Objective
In the entries below, count the lines holding "footer". Reply with the number only.

"""

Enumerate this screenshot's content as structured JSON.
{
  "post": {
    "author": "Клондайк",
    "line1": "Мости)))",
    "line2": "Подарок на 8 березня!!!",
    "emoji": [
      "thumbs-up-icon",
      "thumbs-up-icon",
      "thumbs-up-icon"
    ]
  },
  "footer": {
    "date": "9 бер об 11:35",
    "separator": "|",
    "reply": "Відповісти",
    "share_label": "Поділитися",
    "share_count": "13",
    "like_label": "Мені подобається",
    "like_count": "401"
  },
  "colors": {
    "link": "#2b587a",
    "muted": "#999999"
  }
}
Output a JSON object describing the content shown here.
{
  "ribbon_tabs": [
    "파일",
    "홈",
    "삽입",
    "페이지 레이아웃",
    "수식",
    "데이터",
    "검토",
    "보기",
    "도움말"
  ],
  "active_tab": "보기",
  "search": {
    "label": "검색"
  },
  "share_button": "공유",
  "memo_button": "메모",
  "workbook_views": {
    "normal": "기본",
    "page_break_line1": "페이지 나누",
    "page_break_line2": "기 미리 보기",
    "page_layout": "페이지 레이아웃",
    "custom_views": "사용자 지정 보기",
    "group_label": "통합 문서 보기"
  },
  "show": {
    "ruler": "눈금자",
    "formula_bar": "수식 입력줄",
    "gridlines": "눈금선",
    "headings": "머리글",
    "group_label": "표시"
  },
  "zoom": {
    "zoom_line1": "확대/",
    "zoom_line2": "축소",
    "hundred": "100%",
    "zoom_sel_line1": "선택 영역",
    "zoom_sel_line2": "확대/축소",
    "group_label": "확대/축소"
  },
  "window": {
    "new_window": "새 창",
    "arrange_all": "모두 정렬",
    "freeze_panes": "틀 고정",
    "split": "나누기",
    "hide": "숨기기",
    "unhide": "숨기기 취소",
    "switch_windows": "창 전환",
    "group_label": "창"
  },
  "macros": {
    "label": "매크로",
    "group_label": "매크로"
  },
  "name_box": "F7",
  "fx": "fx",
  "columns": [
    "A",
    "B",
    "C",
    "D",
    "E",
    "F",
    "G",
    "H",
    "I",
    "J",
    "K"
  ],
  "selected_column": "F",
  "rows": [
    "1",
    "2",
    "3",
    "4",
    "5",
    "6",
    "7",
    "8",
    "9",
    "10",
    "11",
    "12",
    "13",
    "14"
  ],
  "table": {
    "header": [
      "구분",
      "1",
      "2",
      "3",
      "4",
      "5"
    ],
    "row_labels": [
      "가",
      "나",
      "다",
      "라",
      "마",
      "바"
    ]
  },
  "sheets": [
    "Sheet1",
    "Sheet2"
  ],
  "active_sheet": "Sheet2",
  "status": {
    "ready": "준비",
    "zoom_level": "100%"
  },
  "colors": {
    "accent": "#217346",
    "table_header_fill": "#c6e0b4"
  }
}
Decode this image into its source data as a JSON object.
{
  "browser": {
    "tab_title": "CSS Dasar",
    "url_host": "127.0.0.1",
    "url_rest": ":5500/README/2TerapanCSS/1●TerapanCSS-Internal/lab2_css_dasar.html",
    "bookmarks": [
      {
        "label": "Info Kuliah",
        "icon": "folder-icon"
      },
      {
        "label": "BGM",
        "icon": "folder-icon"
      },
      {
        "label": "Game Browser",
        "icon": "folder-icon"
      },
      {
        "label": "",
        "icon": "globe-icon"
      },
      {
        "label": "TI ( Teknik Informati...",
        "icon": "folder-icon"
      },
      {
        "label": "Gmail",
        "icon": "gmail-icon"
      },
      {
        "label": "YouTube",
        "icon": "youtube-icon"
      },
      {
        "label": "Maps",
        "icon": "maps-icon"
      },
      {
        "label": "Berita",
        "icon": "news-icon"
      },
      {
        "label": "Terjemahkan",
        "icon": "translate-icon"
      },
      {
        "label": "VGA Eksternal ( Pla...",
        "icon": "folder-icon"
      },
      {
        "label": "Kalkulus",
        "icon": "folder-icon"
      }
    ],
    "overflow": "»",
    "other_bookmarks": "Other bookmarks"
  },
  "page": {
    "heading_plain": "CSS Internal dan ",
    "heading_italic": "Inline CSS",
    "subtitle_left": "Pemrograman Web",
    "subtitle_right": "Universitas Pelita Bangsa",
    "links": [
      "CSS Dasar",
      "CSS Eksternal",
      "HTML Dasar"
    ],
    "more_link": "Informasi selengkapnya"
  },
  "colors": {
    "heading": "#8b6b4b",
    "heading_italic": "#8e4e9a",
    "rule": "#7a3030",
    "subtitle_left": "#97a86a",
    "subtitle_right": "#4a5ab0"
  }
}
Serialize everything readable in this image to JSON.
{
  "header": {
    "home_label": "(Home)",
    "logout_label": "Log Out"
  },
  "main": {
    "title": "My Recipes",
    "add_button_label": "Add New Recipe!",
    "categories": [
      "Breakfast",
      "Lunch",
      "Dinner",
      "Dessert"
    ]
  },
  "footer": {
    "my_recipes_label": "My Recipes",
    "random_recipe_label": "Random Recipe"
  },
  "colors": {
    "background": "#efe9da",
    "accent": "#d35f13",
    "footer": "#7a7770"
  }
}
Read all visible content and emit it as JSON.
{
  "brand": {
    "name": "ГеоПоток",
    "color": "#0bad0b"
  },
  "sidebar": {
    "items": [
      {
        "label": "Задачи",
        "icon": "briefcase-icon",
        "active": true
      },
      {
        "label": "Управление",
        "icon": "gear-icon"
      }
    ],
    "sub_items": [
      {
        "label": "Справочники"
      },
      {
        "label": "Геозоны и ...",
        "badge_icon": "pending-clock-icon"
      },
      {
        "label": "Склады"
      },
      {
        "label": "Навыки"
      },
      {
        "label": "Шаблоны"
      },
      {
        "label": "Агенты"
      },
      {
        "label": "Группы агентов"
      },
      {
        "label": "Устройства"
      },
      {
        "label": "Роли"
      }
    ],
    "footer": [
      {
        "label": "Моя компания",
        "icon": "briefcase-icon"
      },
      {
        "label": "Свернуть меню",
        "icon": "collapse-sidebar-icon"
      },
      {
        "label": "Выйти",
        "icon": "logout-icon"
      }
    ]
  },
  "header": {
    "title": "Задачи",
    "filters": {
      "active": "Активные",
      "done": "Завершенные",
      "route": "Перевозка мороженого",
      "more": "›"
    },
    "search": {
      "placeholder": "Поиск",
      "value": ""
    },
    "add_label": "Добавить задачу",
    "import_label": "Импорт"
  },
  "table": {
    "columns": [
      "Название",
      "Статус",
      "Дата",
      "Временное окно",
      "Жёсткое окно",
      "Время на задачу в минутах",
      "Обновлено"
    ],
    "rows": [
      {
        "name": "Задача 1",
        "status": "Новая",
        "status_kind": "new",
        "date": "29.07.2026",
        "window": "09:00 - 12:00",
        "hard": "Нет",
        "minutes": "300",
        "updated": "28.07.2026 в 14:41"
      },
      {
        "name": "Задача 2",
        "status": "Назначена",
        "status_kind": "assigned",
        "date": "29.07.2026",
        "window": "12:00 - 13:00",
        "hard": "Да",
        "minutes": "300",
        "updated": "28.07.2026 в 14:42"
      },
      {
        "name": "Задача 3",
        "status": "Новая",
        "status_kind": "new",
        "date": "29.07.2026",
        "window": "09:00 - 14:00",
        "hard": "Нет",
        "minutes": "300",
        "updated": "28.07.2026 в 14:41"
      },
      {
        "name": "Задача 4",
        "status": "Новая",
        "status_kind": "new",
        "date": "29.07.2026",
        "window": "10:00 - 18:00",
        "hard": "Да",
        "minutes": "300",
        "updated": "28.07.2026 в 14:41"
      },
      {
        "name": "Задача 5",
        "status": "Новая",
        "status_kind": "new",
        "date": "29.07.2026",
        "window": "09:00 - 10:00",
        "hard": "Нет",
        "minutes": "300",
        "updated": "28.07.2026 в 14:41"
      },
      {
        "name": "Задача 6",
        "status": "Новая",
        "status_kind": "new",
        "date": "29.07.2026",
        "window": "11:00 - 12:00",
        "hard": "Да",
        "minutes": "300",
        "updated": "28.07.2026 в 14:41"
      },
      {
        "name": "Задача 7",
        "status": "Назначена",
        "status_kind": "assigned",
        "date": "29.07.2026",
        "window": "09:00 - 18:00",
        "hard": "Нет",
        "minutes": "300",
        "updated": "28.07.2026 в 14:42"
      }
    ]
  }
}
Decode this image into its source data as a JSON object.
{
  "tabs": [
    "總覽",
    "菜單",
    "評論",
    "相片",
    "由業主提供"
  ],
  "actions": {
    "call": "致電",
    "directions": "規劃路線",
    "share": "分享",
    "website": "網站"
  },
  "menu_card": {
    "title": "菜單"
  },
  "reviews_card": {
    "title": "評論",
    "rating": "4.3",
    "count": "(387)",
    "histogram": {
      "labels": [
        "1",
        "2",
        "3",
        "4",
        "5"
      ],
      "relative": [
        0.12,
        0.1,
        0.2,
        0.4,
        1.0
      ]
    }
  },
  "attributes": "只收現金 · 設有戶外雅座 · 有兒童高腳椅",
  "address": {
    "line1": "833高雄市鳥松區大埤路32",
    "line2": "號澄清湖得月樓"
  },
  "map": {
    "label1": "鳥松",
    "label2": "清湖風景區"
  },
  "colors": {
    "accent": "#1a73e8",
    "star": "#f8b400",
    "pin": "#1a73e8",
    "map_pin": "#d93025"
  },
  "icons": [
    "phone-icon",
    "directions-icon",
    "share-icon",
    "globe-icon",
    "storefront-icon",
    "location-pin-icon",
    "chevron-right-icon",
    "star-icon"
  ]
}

"""

Right answer
4